**REQUEST**
Without the pictures, repeat the listing character for character.
** begin ITEMS **
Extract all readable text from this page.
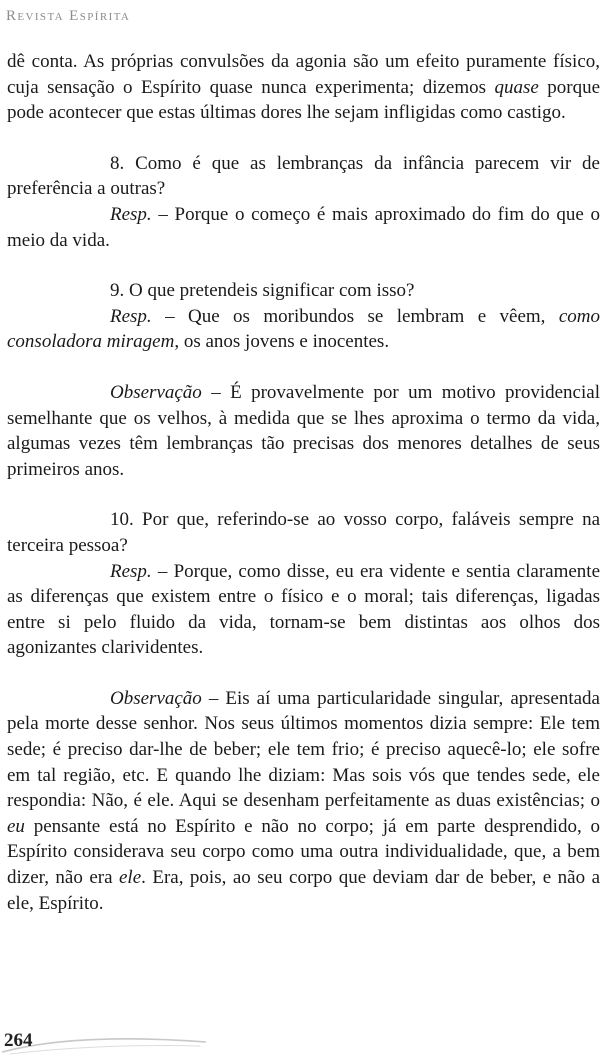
Revista Espírita

dê conta. As próprias convulsões da agonia são um efeito puramente físico, cuja sensação o Espírito quase nunca experimenta; dizemos quase porque pode acontecer que estas últimas dores lhe sejam infligidas como castigo.

8. Como é que as lembranças da infância parecem vir de preferência a outras?

Resp. – Porque o começo é mais aproximado do fim do que o meio da vida.

9. O que pretendeis significar com isso?

Resp. – Que os moribundos se lembram e vêem, como consoladora miragem, os anos jovens e inocentes.

Observação – É provavelmente por um motivo providencial semelhante que os velhos, à medida que se lhes aproxima o termo da vida, algumas vezes têm lembranças tão precisas dos menores detalhes de seus primeiros anos.

10. Por que, referindo-se ao vosso corpo, faláveis sempre na terceira pessoa?

Resp. – Porque, como disse, eu era vidente e sentia claramente as diferenças que existem entre o físico e o moral; tais diferenças, ligadas entre si pelo fluido da vida, tornam-se bem distintas aos olhos dos agonizantes clarividentes.

Observação – Eis aí uma particularidade singular, apresentada pela morte desse senhor. Nos seus últimos momentos dizia sempre: Ele tem sede; é preciso dar-lhe de beber; ele tem frio; é preciso aquecê-lo; ele sofre em tal região, etc. E quando lhe diziam: Mas sois vós que tendes sede, ele respondia: Não, é ele. Aqui se desenham perfeitamente as duas existências; o eu pensante está no Espírito e não no corpo; já em parte desprendido, o Espírito considerava seu corpo como uma outra individualidade, que, a bem dizer, não era ele. Era, pois, ao seu corpo que deviam dar de beber, e não a ele, Espírito.

264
** end ITEMS **
**FINISHED EXERCISE**
Extract all readable text from this page.
Revista Espírita

dê conta. As próprias convulsões da agonia são um efeito puramente físico, cuja sensação o Espírito quase nunca experimenta; dizemos quase porque pode acontecer que estas últimas dores lhe sejam infligidas como castigo.

8. Como é que as lembranças da infância parecem vir de preferência a outras?

Resp. – Porque o começo é mais aproximado do fim do que o meio da vida.

9. O que pretendeis significar com isso?

Resp. – Que os moribundos se lembram e vêem, como consoladora miragem, os anos jovens e inocentes.

Observação – É provavelmente por um motivo providencial semelhante que os velhos, à medida que se lhes aproxima o termo da vida, algumas vezes têm lembranças tão precisas dos menores detalhes de seus primeiros anos.

10. Por que, referindo-se ao vosso corpo, faláveis sempre na terceira pessoa?

Resp. – Porque, como disse, eu era vidente e sentia claramente as diferenças que existem entre o físico e o moral; tais diferenças, ligadas entre si pelo fluido da vida, tornam-se bem distintas aos olhos dos agonizantes clarividentes.

Observação – Eis aí uma particularidade singular, apresentada pela morte desse senhor. Nos seus últimos momentos dizia sempre: Ele tem sede; é preciso dar-lhe de beber; ele tem frio; é preciso aquecê-lo; ele sofre em tal região, etc. E quando lhe diziam: Mas sois vós que tendes sede, ele respondia: Não, é ele. Aqui se desenham perfeitamente as duas existências; o eu pensante está no Espírito e não no corpo; já em parte desprendido, o Espírito considerava seu corpo como uma outra individualidade, que, a bem dizer, não era ele. Era, pois, ao seu corpo que deviam dar de beber, e não a ele, Espírito.

264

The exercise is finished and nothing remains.